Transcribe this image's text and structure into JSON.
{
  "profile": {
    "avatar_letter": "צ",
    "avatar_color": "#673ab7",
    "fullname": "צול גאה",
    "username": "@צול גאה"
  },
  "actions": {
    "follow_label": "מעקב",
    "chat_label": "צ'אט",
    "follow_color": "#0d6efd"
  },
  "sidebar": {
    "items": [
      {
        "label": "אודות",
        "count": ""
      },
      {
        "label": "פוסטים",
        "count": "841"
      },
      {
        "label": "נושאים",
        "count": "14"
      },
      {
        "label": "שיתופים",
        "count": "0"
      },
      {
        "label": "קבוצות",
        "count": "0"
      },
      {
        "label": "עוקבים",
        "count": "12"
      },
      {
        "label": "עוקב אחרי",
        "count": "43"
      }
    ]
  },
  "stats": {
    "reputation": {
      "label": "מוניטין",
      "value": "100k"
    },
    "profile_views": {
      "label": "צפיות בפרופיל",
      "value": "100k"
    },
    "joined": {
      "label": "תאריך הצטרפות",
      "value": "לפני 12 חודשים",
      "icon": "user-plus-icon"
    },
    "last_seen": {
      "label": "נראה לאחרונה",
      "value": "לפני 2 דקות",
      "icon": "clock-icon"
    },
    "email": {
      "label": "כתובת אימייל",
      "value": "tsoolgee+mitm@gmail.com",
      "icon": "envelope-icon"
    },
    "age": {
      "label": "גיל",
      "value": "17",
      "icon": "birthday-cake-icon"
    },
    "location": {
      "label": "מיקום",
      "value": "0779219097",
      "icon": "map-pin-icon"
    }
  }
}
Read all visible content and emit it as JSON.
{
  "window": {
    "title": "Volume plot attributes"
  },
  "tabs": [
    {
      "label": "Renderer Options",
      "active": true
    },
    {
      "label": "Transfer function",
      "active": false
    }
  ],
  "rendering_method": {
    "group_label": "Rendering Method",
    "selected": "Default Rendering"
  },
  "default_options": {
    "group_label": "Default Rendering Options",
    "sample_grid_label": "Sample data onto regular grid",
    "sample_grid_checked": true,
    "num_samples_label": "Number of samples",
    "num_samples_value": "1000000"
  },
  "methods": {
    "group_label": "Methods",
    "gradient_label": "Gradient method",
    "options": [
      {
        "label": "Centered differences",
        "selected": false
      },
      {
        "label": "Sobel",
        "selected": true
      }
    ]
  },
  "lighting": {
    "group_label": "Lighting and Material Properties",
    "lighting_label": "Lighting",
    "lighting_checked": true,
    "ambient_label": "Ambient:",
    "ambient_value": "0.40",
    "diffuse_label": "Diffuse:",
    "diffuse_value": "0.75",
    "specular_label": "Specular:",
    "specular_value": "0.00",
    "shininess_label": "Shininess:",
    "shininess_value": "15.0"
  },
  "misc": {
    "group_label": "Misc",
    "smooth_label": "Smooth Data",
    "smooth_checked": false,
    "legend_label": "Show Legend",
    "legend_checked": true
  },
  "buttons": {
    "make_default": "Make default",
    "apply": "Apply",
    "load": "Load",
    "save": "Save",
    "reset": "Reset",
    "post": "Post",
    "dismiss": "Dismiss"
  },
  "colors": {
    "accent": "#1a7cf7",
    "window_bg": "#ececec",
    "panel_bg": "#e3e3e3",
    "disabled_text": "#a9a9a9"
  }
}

▬▬▬

→ **WORK INSTRUCTIONS**: Retype the listing exactly, in full.

→ **RESPONSE TO THE EXERCISE**:
Transcribe this image's text and structure into JSON.
{
  "profile": {
    "avatar_letter": "צ",
    "avatar_color": "#673ab7",
    "fullname": "צול גאה",
    "username": "@צול גאה"
  },
  "actions": {
    "follow_label": "מעקב",
    "chat_label": "צ'אט",
    "follow_color": "#0d6efd"
  },
  "sidebar": {
    "items": [
      {
        "label": "אודות",
        "count": ""
      },
      {
        "label": "פוסטים",
        "count": "841"
      },
      {
        "label": "נושאים",
        "count": "14"
      },
      {
        "label": "שיתופים",
        "count": "0"
      },
      {
        "label": "קבוצות",
        "count": "0"
      },
      {
        "label": "עוקבים",
        "count": "12"
      },
      {
        "label": "עוקב אחרי",
        "count": "43"
      }
    ]
  },
  "stats": {
    "reputation": {
      "label": "מוניטין",
      "value": "100k"
    },
    "profile_views": {
      "label": "צפיות בפרופיל",
      "value": "100k"
    },
    "joined": {
      "label": "תאריך הצטרפות",
      "value": "לפני 12 חודשים",
      "icon": "user-plus-icon"
    },
    "last_seen": {
      "label": "נראה לאחרונה",
      "value": "לפני 2 דקות",
      "icon": "clock-icon"
    },
    "email": {
      "label": "כתובת אימייל",
      "value": "tsoolgee+mitm@gmail.com",
      "icon": "envelope-icon"
    },
    "age": {
      "label": "גיל",
      "value": "17",
      "icon": "birthday-cake-icon"
    },
    "location": {
      "label": "מיקום",
      "value": "0779219097",
      "icon": "map-pin-icon"
    }
  }
}
Read all visible content and emit it as JSON.
{
  "window": {
    "title": "Volume plot attributes"
  },
  "tabs": [
    {
      "label": "Renderer Options",
      "active": true
    },
    {
      "label": "Transfer function",
      "active": false
    }
  ],
  "rendering_method": {
    "group_label": "Rendering Method",
    "selected": "Default Rendering"
  },
  "default_options": {
    "group_label": "Default Rendering Options",
    "sample_grid_label": "Sample data onto regular grid",
    "sample_grid_checked": true,
    "num_samples_label": "Number of samples",
    "num_samples_value": "1000000"
  },
  "methods": {
    "group_label": "Methods",
    "gradient_label": "Gradient method",
    "options": [
      {
        "label": "Centered differences",
        "selected": false
      },
      {
        "label": "Sobel",
        "selected": true
      }
    ]
  },
  "lighting": {
    "group_label": "Lighting and Material Properties",
    "lighting_label": "Lighting",
    "lighting_checked": true,
    "ambient_label": "Ambient:",
    "ambient_value": "0.40",
    "diffuse_label": "Diffuse:",
    "diffuse_value": "0.75",
    "specular_label": "Specular:",
    "specular_value": "0.00",
    "shininess_label": "Shininess:",
    "shininess_value": "15.0"
  },
  "misc": {
    "group_label": "Misc",
    "smooth_label": "Smooth Data",
    "smooth_checked": false,
    "legend_label": "Show Legend",
    "legend_checked": true
  },
  "buttons": {
    "make_default": "Make default",
    "apply": "Apply",
    "load": "Load",
    "save": "Save",
    "reset": "Reset",
    "post": "Post",
    "dismiss": "Dismiss"
  },
  "colors": {
    "accent": "#1a7cf7",
    "window_bg": "#ececec",
    "panel_bg": "#e3e3e3",
    "disabled_text": "#a9a9a9"
  }
}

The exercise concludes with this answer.